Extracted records
▽

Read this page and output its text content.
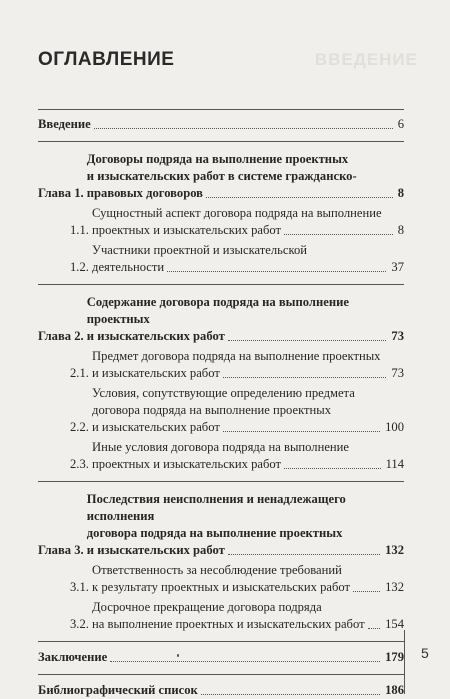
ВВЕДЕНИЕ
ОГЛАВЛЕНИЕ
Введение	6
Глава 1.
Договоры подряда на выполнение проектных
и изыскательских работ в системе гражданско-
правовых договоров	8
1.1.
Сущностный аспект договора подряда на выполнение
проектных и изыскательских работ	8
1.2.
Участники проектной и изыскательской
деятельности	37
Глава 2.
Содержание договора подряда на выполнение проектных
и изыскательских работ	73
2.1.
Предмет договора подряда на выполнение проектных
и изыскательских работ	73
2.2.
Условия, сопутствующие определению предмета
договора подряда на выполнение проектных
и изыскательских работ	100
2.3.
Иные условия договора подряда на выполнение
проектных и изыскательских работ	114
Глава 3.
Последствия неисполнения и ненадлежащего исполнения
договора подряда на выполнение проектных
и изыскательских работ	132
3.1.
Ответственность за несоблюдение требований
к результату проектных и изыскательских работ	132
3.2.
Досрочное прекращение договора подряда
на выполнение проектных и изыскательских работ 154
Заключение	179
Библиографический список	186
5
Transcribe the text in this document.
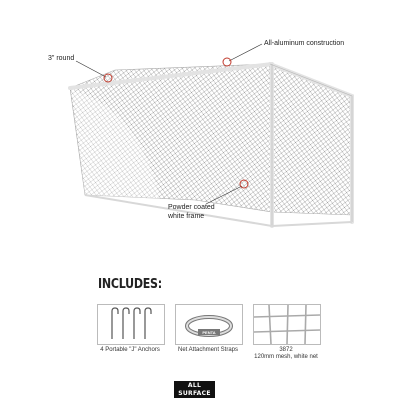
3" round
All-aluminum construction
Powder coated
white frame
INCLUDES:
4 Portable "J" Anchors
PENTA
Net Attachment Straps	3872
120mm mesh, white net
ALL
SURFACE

△

STATED TASK: Reproduce the material in its entirety and word for word, without the pictures.

SOLUTION TO THIS PROBLEM:
Read this page and output its text content.
ВВЕДЕНИЕ
ОГЛАВЛЕНИЕ
Введение	6
Глава 1.
Договоры подряда на выполнение проектных
и изыскательских работ в системе гражданско-
правовых договоров	8
1.1.
Сущностный аспект договора подряда на выполнение
проектных и изыскательских работ	8
1.2.
Участники проектной и изыскательской
деятельности	37
Глава 2.
Содержание договора подряда на выполнение проектных
и изыскательских работ	73
2.1.
Предмет договора подряда на выполнение проектных
и изыскательских работ	73
2.2.
Условия, сопутствующие определению предмета
договора подряда на выполнение проектных
и изыскательских работ	100
2.3.
Иные условия договора подряда на выполнение
проектных и изыскательских работ	114
Глава 3.
Последствия неисполнения и ненадлежащего исполнения
договора подряда на выполнение проектных
и изыскательских работ	132
3.1.
Ответственность за несоблюдение требований
к результату проектных и изыскательских работ	132
3.2.
Досрочное прекращение договора подряда
на выполнение проектных и изыскательских работ 154
Заключение	179
Библиографический список	186
5
Transcribe the text in this document.
3" round
All-aluminum construction
Powder coated
white frame
INCLUDES:
4 Portable "J" Anchors
PENTA
Net Attachment Straps	3872
120mm mesh, white net
ALL
SURFACE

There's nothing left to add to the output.